## START
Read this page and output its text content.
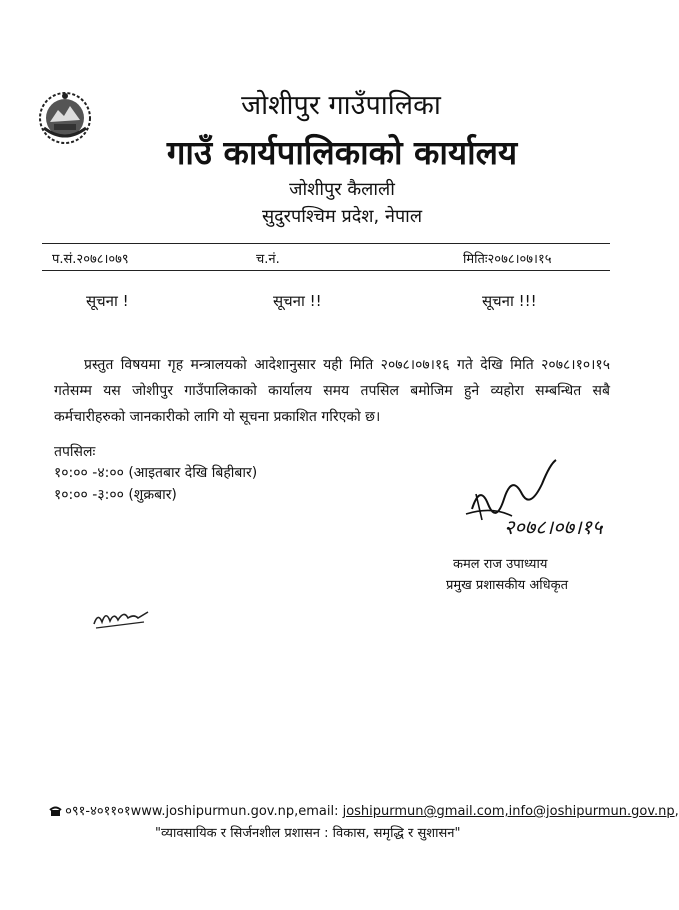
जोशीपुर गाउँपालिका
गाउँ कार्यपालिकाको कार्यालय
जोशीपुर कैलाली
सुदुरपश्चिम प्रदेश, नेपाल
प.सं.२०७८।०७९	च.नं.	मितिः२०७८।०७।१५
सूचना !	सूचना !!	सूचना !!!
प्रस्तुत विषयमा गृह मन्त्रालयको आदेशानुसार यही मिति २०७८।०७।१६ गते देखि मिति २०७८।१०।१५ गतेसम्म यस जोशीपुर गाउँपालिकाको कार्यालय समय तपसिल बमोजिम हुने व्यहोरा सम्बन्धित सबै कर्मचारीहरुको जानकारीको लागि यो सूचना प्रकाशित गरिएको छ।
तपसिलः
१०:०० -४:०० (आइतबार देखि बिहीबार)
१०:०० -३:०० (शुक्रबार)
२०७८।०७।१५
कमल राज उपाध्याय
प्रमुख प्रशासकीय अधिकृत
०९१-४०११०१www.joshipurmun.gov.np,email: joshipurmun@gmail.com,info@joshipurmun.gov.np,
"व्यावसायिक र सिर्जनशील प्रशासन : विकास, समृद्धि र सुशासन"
## END
Return each line from the material above exactly, but not the pictures.

• **Response**:
Read this page and output its text content.
जोशीपुर गाउँपालिका
गाउँ कार्यपालिकाको कार्यालय
जोशीपुर कैलाली
सुदुरपश्चिम प्रदेश, नेपाल
प.सं.२०७८।०७९	च.नं.	मितिः२०७८।०७।१५
सूचना !	सूचना !!	सूचना !!!
प्रस्तुत विषयमा गृह मन्त्रालयको आदेशानुसार यही मिति २०७८।०७।१६ गते देखि मिति २०७८।१०।१५ गतेसम्म यस जोशीपुर गाउँपालिकाको कार्यालय समय तपसिल बमोजिम हुने व्यहोरा सम्बन्धित सबै कर्मचारीहरुको जानकारीको लागि यो सूचना प्रकाशित गरिएको छ।
तपसिलः
१०:०० -४:०० (आइतबार देखि बिहीबार)
१०:०० -३:०० (शुक्रबार)
२०७८।०७।१५
कमल राज उपाध्याय
प्रमुख प्रशासकीय अधिकृत
०९१-४०११०१www.joshipurmun.gov.np,email: joshipurmun@gmail.com,info@joshipurmun.gov.np,
"व्यावसायिक र सिर्जनशील प्रशासन : विकास, समृद्धि र सुशासन"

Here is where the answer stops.